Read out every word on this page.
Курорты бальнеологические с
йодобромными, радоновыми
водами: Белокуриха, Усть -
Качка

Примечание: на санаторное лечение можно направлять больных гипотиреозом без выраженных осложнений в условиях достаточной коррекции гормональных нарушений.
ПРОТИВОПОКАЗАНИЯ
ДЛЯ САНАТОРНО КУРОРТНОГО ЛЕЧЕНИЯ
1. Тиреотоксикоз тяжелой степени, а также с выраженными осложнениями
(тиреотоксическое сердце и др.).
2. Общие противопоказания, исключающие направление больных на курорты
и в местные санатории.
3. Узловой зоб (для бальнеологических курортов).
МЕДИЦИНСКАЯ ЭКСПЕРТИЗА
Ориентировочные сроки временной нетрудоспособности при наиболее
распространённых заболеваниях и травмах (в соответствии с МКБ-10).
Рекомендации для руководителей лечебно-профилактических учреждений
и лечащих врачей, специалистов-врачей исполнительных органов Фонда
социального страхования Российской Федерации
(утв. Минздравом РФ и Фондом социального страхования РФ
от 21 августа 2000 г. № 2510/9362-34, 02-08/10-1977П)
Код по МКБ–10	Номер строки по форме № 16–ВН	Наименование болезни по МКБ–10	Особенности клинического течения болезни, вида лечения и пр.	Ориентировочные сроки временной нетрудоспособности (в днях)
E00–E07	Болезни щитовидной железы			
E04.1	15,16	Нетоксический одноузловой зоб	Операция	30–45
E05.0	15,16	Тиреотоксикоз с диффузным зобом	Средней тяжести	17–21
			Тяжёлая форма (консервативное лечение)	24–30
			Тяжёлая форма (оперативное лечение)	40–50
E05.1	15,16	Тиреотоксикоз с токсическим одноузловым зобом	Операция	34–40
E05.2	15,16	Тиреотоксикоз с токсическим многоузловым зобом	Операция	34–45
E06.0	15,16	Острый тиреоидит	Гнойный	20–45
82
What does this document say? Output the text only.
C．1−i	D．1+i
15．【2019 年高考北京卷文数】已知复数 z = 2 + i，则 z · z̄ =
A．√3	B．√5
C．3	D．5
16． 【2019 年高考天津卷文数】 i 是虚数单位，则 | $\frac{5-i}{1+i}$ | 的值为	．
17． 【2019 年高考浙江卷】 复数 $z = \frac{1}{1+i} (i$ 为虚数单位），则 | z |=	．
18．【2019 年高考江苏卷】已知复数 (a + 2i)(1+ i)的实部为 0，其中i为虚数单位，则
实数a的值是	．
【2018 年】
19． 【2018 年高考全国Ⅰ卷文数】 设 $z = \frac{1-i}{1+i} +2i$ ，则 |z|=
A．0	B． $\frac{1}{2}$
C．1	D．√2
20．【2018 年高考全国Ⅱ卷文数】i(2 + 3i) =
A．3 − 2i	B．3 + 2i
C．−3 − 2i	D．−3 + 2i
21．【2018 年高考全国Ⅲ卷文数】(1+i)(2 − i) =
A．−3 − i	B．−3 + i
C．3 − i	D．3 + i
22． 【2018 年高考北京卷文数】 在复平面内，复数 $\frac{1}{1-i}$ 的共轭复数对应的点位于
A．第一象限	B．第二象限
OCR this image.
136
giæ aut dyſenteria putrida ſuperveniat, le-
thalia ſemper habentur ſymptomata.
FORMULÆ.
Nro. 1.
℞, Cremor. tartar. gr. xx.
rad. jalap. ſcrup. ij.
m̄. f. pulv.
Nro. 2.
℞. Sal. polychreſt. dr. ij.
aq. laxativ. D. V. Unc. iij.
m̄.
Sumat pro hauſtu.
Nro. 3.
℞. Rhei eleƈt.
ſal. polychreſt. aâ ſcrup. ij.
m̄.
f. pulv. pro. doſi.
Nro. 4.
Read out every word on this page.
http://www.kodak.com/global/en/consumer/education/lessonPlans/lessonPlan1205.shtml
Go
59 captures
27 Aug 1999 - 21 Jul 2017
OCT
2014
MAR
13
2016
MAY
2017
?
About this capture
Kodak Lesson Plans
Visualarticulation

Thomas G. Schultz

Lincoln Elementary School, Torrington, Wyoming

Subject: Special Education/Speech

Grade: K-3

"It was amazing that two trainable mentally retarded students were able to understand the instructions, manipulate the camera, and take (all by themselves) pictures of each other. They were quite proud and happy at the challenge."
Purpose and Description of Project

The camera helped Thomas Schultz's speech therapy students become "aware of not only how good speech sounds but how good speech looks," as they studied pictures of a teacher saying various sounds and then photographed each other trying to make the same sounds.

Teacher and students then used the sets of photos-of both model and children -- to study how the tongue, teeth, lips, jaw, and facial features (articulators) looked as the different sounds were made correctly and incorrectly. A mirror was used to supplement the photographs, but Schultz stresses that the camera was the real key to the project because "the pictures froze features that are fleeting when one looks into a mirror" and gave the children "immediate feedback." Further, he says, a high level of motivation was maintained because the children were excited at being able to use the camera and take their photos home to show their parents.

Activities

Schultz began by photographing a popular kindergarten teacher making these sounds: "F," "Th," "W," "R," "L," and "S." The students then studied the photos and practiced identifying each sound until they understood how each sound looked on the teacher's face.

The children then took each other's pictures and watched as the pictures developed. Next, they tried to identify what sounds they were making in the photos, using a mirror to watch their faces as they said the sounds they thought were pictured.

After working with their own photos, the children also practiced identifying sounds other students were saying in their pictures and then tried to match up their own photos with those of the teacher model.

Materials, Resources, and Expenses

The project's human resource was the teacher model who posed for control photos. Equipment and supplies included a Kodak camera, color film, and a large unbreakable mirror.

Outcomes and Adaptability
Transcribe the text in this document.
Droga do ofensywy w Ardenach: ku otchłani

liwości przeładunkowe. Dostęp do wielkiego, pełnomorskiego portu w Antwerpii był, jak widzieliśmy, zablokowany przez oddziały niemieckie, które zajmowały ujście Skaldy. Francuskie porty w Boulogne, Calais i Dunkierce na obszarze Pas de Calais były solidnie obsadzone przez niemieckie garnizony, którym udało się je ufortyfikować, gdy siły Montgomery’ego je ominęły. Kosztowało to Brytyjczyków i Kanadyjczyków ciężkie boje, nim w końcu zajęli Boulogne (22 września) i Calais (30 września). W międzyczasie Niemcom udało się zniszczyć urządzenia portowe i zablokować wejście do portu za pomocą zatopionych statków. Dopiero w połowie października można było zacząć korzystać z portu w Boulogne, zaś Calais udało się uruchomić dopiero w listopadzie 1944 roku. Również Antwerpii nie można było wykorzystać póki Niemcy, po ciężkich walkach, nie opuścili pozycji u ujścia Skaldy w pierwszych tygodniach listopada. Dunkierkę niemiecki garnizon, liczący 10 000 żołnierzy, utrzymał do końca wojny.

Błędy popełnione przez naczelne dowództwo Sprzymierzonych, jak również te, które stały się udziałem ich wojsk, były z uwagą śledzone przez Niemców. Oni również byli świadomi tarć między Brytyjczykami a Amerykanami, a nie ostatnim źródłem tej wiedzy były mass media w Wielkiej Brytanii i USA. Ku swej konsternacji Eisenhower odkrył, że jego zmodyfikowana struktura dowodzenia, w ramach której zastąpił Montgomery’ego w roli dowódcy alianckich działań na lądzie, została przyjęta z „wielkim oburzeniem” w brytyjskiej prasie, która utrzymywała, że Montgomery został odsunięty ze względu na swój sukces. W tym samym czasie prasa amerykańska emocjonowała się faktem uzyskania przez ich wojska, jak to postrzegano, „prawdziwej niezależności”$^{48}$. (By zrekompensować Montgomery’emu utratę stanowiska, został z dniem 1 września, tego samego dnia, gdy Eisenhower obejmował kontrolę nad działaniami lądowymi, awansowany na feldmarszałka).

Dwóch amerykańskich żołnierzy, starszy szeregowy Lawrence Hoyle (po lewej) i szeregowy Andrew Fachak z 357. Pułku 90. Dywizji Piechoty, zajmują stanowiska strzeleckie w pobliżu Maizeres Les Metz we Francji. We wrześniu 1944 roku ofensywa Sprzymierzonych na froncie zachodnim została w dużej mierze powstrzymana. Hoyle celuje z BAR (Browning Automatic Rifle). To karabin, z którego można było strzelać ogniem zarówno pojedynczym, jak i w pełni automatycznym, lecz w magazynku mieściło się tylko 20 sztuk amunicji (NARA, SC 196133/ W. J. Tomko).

------------------------

• **SHORT PROBLEM**
Find the word "временной" in the records and pull out each line that has it.

• **COMPLETE RESPONSE**
Ориентировочные сроки временной нетрудоспособности при наиболее
Код по МКБ–10	Номер строки по форме № 16–ВН	Наименование болезни по МКБ–10	Особенности клинического течения болезни, вида лечения и пр.	Ориентировочные сроки временной нетрудоспособности (в днях)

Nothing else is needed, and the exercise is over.